# THE PROBLEM:
Quote every line of the material beneath this one.

********

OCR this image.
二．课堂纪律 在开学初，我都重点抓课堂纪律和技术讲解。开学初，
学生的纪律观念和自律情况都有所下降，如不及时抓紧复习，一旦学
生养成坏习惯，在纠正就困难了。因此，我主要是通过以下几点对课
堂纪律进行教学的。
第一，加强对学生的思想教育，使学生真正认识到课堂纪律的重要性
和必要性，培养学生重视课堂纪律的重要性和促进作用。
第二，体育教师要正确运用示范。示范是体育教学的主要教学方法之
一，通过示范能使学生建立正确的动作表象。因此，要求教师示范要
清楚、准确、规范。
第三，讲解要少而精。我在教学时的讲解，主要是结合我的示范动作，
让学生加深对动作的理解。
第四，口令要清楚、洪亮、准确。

********

# ANSWER BELOW:
OCR this image.
二．课堂纪律 在开学初，我都重点抓课堂纪律和技术讲解。开学初，
学生的纪律观念和自律情况都有所下降，如不及时抓紧复习，一旦学
生养成坏习惯，在纠正就困难了。因此，我主要是通过以下几点对课
堂纪律进行教学的。
第一，加强对学生的思想教育，使学生真正认识到课堂纪律的重要性
和必要性，培养学生重视课堂纪律的重要性和促进作用。
第二，体育教师要正确运用示范。示范是体育教学的主要教学方法之
一，通过示范能使学生建立正确的动作表象。因此，要求教师示范要
清楚、准确、规范。
第三，讲解要少而精。我在教学时的讲解，主要是结合我的示范动作，
让学生加深对动作的理解。
第四，口令要清楚、洪亮、准确。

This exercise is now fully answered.